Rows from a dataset
******************************

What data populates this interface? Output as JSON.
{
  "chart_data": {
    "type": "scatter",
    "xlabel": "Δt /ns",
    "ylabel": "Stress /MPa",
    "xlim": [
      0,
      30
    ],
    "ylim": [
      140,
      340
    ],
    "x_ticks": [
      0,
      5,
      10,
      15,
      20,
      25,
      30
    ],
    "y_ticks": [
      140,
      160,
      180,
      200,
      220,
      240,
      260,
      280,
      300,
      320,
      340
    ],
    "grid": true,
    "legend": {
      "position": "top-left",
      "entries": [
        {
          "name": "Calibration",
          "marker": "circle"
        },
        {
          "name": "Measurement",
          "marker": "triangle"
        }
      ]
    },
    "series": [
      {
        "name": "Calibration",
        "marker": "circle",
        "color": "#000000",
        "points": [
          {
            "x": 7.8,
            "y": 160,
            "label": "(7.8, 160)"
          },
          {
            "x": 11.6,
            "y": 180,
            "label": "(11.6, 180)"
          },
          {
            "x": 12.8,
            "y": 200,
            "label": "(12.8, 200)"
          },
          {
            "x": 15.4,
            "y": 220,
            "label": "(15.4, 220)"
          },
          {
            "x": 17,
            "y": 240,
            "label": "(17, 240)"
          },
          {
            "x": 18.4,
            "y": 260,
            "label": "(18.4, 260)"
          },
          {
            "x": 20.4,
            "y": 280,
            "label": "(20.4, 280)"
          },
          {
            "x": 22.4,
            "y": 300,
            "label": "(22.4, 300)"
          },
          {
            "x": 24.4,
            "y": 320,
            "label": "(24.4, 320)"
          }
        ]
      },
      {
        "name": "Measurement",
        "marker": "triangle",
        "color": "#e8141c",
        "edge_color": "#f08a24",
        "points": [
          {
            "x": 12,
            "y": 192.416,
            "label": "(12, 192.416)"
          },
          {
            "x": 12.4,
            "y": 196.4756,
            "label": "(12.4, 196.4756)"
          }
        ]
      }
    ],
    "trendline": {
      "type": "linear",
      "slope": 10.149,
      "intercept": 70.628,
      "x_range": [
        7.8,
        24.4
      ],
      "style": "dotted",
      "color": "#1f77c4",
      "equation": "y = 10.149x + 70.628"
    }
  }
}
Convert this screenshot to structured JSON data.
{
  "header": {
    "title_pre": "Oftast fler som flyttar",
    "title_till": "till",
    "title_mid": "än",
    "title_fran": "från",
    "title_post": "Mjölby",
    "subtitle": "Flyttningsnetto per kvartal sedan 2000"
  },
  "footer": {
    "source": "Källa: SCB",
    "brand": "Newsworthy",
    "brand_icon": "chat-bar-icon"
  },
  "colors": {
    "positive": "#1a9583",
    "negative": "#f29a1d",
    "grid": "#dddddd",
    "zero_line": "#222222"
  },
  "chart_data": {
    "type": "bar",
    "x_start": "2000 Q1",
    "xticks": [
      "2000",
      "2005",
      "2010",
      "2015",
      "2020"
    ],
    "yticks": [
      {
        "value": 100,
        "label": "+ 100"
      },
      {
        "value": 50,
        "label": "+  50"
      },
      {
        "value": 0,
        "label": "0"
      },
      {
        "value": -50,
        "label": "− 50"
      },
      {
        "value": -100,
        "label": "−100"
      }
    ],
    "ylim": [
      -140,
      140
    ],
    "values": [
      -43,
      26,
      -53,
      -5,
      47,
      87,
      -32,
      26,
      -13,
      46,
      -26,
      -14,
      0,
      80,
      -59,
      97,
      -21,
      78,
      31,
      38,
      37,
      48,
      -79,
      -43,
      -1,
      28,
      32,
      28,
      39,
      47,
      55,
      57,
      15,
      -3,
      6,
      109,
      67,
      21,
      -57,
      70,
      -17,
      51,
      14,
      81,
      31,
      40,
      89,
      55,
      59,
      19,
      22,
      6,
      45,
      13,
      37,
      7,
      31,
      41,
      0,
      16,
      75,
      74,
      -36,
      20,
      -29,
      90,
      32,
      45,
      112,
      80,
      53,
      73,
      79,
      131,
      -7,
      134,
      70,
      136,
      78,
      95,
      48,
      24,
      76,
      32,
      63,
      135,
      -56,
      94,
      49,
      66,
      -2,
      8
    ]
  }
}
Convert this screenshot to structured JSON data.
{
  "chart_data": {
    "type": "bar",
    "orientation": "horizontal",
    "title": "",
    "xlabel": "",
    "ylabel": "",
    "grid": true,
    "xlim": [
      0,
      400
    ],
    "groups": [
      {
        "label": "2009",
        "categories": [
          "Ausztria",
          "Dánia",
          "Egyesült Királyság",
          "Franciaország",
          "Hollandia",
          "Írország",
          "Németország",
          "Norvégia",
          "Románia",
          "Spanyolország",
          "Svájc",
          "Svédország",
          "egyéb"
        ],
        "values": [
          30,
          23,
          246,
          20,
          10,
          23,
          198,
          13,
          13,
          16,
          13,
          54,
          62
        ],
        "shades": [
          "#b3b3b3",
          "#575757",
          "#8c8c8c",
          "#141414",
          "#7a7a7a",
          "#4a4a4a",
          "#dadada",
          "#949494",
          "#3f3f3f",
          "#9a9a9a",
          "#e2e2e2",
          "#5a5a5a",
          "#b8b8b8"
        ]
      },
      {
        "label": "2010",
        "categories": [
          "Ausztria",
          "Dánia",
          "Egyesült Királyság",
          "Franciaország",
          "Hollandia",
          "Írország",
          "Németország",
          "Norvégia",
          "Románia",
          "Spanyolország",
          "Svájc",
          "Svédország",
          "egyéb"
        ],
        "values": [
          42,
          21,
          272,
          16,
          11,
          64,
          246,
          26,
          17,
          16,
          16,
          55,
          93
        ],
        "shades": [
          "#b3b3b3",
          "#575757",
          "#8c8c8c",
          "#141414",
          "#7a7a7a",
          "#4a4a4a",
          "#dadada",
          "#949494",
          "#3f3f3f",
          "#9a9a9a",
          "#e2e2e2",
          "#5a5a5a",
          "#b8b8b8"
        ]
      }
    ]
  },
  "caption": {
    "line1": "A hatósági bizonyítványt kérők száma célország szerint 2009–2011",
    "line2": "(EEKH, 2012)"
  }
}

******************************

*Exercise instructions*:
Lines containing "Calibration" are to be counted. State the total and add nothing.

*Result of the task*:
2